RECORDS FOR THE TASK:
*****

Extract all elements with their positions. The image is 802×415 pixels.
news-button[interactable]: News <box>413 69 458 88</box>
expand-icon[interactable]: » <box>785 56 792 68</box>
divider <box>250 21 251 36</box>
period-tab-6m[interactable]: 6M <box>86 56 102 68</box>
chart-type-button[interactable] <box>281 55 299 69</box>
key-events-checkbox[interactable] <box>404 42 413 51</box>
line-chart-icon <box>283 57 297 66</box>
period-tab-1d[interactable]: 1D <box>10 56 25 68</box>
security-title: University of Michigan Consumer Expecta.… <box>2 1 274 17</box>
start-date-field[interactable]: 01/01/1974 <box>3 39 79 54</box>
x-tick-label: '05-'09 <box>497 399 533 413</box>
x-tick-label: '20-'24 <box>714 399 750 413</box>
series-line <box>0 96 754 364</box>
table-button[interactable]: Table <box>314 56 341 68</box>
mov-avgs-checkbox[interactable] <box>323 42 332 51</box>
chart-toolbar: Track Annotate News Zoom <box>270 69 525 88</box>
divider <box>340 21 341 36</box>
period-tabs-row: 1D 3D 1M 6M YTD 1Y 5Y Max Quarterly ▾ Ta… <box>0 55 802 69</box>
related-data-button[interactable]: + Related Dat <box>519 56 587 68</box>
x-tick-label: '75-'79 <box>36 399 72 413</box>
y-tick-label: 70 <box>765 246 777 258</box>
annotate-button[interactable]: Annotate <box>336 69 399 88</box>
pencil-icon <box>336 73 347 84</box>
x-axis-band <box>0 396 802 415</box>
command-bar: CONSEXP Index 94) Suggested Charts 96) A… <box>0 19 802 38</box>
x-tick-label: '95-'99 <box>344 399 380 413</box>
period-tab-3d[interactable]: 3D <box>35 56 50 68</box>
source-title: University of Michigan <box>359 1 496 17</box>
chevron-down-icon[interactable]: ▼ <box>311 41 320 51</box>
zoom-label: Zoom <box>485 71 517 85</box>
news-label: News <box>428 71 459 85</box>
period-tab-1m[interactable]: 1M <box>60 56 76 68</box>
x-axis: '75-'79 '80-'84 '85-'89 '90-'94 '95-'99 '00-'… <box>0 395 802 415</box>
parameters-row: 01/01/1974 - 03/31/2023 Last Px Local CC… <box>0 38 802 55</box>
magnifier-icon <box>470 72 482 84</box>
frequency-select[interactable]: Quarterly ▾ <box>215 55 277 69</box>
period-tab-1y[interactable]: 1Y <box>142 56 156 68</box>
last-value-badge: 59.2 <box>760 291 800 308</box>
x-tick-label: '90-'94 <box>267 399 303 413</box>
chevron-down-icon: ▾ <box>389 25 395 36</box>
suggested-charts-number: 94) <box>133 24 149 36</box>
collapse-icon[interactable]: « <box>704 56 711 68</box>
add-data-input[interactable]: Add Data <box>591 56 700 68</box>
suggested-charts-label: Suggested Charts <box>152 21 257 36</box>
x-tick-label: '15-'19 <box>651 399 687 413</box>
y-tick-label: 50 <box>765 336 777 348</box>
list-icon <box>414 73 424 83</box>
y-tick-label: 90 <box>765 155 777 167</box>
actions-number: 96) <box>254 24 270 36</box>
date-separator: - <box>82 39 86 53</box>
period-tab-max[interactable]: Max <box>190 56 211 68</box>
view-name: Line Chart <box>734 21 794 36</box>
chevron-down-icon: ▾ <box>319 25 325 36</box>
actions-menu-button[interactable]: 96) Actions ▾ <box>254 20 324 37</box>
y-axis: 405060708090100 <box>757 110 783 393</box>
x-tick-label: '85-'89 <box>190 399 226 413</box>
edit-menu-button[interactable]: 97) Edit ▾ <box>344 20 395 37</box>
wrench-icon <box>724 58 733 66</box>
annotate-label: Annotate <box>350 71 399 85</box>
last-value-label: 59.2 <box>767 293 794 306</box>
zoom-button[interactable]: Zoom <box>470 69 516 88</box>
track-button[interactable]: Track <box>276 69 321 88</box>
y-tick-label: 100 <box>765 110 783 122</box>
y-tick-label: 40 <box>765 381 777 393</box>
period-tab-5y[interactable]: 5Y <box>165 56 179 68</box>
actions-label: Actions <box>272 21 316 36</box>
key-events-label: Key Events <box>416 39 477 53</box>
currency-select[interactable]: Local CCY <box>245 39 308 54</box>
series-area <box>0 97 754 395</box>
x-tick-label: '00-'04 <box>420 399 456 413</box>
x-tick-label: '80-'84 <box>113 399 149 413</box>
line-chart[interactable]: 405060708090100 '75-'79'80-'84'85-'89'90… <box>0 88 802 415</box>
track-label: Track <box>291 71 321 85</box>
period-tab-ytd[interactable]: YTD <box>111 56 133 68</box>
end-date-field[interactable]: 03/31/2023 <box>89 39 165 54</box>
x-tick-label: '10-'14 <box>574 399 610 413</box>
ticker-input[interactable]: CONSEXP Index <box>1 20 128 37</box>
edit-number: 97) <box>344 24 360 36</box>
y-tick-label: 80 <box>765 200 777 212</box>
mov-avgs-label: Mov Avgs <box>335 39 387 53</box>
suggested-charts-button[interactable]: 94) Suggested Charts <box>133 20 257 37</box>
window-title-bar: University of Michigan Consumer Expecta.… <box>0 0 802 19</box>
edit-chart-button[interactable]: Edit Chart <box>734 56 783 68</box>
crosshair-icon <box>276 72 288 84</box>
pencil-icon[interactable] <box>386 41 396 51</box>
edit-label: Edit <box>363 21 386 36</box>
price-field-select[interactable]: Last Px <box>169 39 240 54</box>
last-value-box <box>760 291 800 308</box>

*****

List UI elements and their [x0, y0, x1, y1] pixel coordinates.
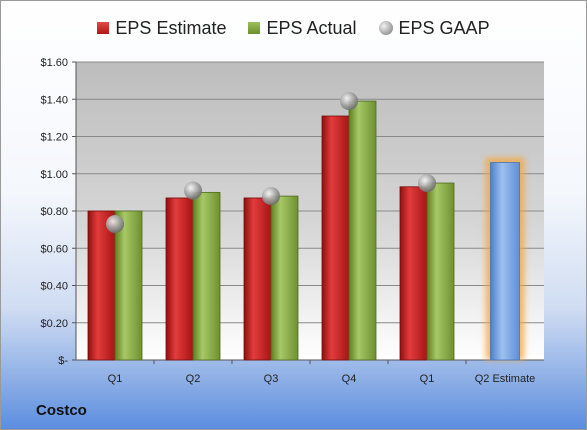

*****

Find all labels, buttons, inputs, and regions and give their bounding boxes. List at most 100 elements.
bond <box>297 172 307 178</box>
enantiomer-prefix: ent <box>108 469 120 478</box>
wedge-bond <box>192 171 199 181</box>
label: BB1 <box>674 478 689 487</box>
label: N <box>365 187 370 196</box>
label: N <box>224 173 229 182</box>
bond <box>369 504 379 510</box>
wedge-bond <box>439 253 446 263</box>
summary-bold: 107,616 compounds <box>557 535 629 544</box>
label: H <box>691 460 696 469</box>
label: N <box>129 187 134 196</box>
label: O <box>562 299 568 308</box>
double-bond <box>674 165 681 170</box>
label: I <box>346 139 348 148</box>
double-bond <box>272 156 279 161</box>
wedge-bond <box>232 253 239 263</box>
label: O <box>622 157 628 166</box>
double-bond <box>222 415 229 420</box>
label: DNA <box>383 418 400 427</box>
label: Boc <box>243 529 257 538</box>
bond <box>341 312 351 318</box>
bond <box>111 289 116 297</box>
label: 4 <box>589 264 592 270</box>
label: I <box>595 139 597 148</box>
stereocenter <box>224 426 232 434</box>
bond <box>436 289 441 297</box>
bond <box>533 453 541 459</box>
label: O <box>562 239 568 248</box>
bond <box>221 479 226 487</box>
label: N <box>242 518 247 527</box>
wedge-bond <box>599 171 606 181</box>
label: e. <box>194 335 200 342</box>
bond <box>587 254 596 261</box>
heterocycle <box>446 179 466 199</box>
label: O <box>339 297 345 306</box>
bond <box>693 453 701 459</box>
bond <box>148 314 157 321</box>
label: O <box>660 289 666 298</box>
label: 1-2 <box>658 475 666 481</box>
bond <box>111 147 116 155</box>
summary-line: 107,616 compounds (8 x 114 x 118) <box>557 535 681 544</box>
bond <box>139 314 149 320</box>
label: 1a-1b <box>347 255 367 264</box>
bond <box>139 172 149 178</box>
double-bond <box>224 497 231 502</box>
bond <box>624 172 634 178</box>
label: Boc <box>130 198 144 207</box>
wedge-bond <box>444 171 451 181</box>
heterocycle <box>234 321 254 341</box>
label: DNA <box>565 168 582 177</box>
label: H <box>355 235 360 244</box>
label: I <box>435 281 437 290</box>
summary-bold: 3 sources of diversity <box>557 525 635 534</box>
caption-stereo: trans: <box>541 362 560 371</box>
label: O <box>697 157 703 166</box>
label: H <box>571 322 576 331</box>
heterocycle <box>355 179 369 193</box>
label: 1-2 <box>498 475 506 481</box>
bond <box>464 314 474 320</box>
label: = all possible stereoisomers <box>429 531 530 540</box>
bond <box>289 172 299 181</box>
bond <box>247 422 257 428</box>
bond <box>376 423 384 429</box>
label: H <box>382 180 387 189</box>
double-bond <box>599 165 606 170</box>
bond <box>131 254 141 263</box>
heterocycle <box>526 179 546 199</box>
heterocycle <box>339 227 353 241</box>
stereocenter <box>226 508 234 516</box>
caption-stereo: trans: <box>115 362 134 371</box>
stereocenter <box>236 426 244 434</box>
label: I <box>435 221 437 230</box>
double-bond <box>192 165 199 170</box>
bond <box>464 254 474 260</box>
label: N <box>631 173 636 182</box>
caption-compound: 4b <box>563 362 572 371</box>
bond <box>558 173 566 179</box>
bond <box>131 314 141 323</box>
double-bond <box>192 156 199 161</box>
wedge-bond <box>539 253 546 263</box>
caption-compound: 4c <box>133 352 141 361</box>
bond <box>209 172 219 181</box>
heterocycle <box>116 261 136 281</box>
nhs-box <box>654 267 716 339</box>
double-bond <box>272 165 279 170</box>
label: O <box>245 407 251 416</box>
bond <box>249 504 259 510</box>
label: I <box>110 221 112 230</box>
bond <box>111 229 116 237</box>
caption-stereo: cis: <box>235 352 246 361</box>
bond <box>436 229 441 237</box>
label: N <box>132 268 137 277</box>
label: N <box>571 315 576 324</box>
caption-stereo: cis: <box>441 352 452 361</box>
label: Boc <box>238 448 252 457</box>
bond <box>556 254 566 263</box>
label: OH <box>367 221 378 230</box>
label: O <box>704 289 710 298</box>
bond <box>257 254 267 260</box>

*****

PROBLEM REQUIREMENTS:
Render the listing from the line containing "Find all labels, buttons, inputs, and" down to the line containing "label: H <box>355 235 360 244</box>" as a two-column CSV with the header input,output. Each row holds the instruction text under input and its answer under output, each as a single quoted field with line breaks turned into spaces.

SOLVED PROBLEM:
input,output
"Find all labels, buttons, inputs, and regions and give their bounding boxes. List at most 100 elements.","bond <box>297 172 307 178</box> enantiomer-prefix: ent <box>108 469 120 478</box> wedge-bond <box>192 171 199 181</box> label: BB1 <box>674 478 689 487</box> label: N <box>365 187 370 196</box> label: N <box>224 173 229 182</box> bond <box>369 504 379 510</box> wedge-bond <box>439 253 446 263</box> summary-bold: 107,616 compounds <box>557 535 629 544</box> label: H <box>691 460 696 469</box> label: N <box>129 187 134 196</box> label: O <box>562 299 568 308</box> double-bond <box>674 165 681 170</box> label: I <box>346 139 348 148</box> double-bond <box>272 156 279 161</box> wedge-bond <box>232 253 239 263</box> label: O <box>622 157 628 166</box> double-bond <box>222 415 229 420</box> label: DNA <box>383 418 400 427</box> label: Boc <box>243 529 257 538</box> bond <box>341 312 351 318</box> bond <box>111 289 116 297</box> label: 4 <box>589 264 592 270</box> label: I <box>595 139 597 148</box> stereocenter <box>224 426 232 434</box> bond <box>436 289 441 297</box> bond <box>533 453 541 459</box> label: O <box>562 239 568 248</box> bond <box>221 479 226 487</box> label: N <box>242 518 247 527</box> wedge-bond <box>599 171 606 181</box> label: e. <box>194 335 200 342</box> bond <box>587 254 596 261</box> heterocycle <box>446 179 466 199</box> label: O <box>339 297 345 306</box> bond <box>693 453 701 459</box> bond <box>148 314 157 321</box> label: O <box>660 289 666 298</box> label: 1-2 <box>658 475 666 481</box> bond <box>111 147 116 155</box> summary-line: 107,616 compounds (8 x 114 x 118) <box>557 535 681 544</box> bond <box>139 314 149 320</box> label: 1a-1b <box>347 255 367 264</box> bond <box>139 172 149 178</box> double-bond <box>224 497 231 502</box> bond <box>624 172 634 178</box> label: Boc <box>130 198 144 207</box> wedge-bond <box>444 171 451 181</box> heterocycle <box>234 321 254 341</box> label: DNA <box>565 168 582 177</box> label: H <box>355 235 360 244</box>"